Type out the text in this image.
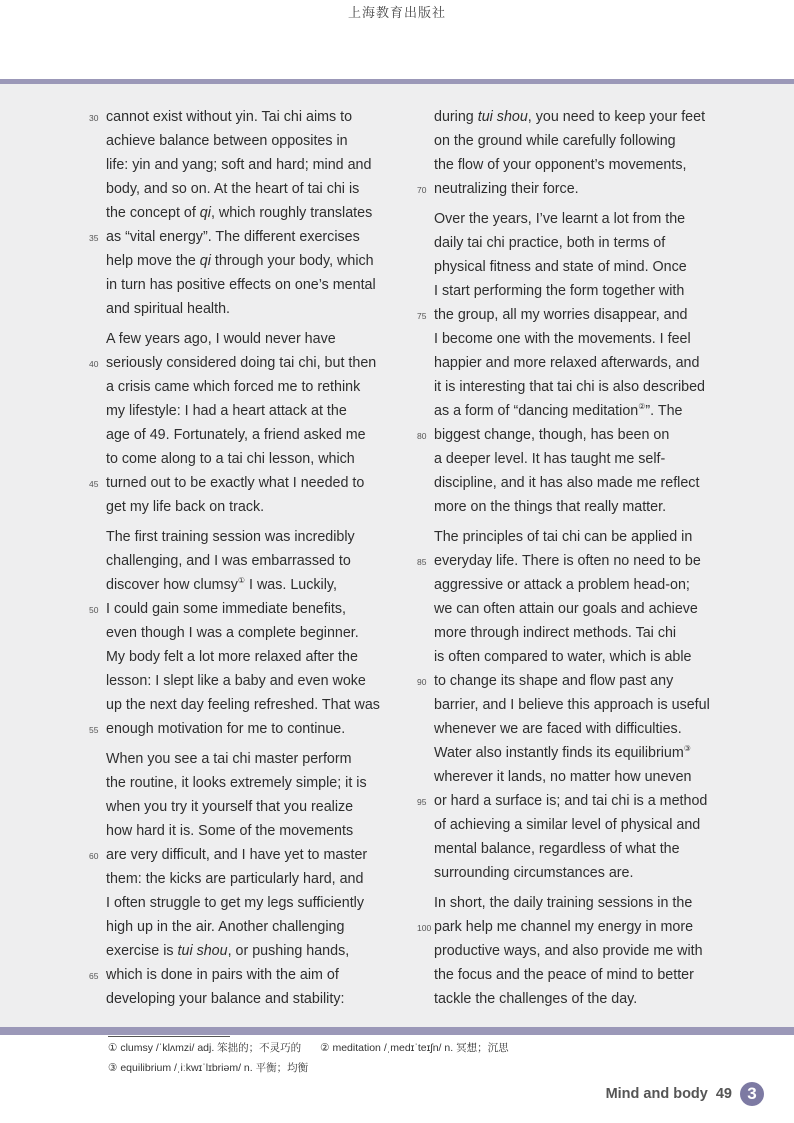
上海教育出版社

30 cannot exist without yin. Tai chi aims to
achieve balance between opposites in
life: yin and yang; soft and hard; mind and
body, and so on. At the heart of tai chi is
the concept of qi, which roughly translates
35 as “vital energy”. The different exercises
help move the qi through your body, which
in turn has positive effects on one’s mental
and spiritual health.

A few years ago, I would never have
40 seriously considered doing tai chi, but then
a crisis came which forced me to rethink
my lifestyle: I had a heart attack at the
age of 49. Fortunately, a friend asked me
to come along to a tai chi lesson, which
45 turned out to be exactly what I needed to
get my life back on track.

The first training session was incredibly
challenging, and I was embarrassed to
discover how clumsy① I was. Luckily,
50 I could gain some immediate benefits,
even though I was a complete beginner.
My body felt a lot more relaxed after the
lesson: I slept like a baby and even woke
up the next day feeling refreshed. That was
55 enough motivation for me to continue.

When you see a tai chi master perform
the routine, it looks extremely simple; it is
when you try it yourself that you realize
how hard it is. Some of the movements
60 are very difficult, and I have yet to master
them: the kicks are particularly hard, and
I often struggle to get my legs sufficiently
high up in the air. Another challenging
exercise is tui shou, or pushing hands,
65 which is done in pairs with the aim of
developing your balance and stability:

during tui shou, you need to keep your feet
on the ground while carefully following
the flow of your opponent’s movements,
70 neutralizing their force.

Over the years, I’ve learnt a lot from the
daily tai chi practice, both in terms of
physical fitness and state of mind. Once
I start performing the form together with
75 the group, all my worries disappear, and
I become one with the movements. I feel
happier and more relaxed afterwards, and
it is interesting that tai chi is also described
as a form of “dancing meditation②”. The
80 biggest change, though, has been on
a deeper level. It has taught me self-
discipline, and it has also made me reflect
more on the things that really matter.

The principles of tai chi can be applied in
85 everyday life. There is often no need to be
aggressive or attack a problem head-on;
we can often attain our goals and achieve
more through indirect methods. Tai chi
is often compared to water, which is able
90 to change its shape and flow past any
barrier, and I believe this approach is useful
whenever we are faced with difficulties.
Water also instantly finds its equilibrium③
wherever it lands, no matter how uneven
95 or hard a surface is; and tai chi is a method
of achieving a similar level of physical and
mental balance, regardless of what the
surrounding circumstances are.

In short, the daily training sessions in the
100 park help me channel my energy in more
productive ways, and also provide me with
the focus and the peace of mind to better
tackle the challenges of the day.

① clumsy /ˈklʌmzi/ adj. 笨拙的；不灵巧的 ② meditation /ˌmedɪˈteɪʃn/ n. 冥想；沉思
③ equilibrium /ˌiːkwɪˈlɪbriəm/ n. 平衡；均衡
Mind and body 49 3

**GIVEN EXERCISE:** Return the entries unchanged, save for the pictures, which do not belong in the copy.

**ANSWER TO THE PROBLEM:**
Type out the text in this image.
上海教育出版社

30 cannot exist without yin. Tai chi aims to
achieve balance between opposites in
life: yin and yang; soft and hard; mind and
body, and so on. At the heart of tai chi is
the concept of qi, which roughly translates
35 as “vital energy”. The different exercises
help move the qi through your body, which
in turn has positive effects on one’s mental
and spiritual health.

A few years ago, I would never have
40 seriously considered doing tai chi, but then
a crisis came which forced me to rethink
my lifestyle: I had a heart attack at the
age of 49. Fortunately, a friend asked me
to come along to a tai chi lesson, which
45 turned out to be exactly what I needed to
get my life back on track.

The first training session was incredibly
challenging, and I was embarrassed to
discover how clumsy① I was. Luckily,
50 I could gain some immediate benefits,
even though I was a complete beginner.
My body felt a lot more relaxed after the
lesson: I slept like a baby and even woke
up the next day feeling refreshed. That was
55 enough motivation for me to continue.

When you see a tai chi master perform
the routine, it looks extremely simple; it is
when you try it yourself that you realize
how hard it is. Some of the movements
60 are very difficult, and I have yet to master
them: the kicks are particularly hard, and
I often struggle to get my legs sufficiently
high up in the air. Another challenging
exercise is tui shou, or pushing hands,
65 which is done in pairs with the aim of
developing your balance and stability:

during tui shou, you need to keep your feet
on the ground while carefully following
the flow of your opponent’s movements,
70 neutralizing their force.

Over the years, I’ve learnt a lot from the
daily tai chi practice, both in terms of
physical fitness and state of mind. Once
I start performing the form together with
75 the group, all my worries disappear, and
I become one with the movements. I feel
happier and more relaxed afterwards, and
it is interesting that tai chi is also described
as a form of “dancing meditation②”. The
80 biggest change, though, has been on
a deeper level. It has taught me self-
discipline, and it has also made me reflect
more on the things that really matter.

The principles of tai chi can be applied in
85 everyday life. There is often no need to be
aggressive or attack a problem head-on;
we can often attain our goals and achieve
more through indirect methods. Tai chi
is often compared to water, which is able
90 to change its shape and flow past any
barrier, and I believe this approach is useful
whenever we are faced with difficulties.
Water also instantly finds its equilibrium③
wherever it lands, no matter how uneven
95 or hard a surface is; and tai chi is a method
of achieving a similar level of physical and
mental balance, regardless of what the
surrounding circumstances are.

In short, the daily training sessions in the
100 park help me channel my energy in more
productive ways, and also provide me with
the focus and the peace of mind to better
tackle the challenges of the day.

① clumsy /ˈklʌmzi/ adj. 笨拙的；不灵巧的 ② meditation /ˌmedɪˈteɪʃn/ n. 冥想；沉思
③ equilibrium /ˌiːkwɪˈlɪbriəm/ n. 平衡；均衡
Mind and body 49 3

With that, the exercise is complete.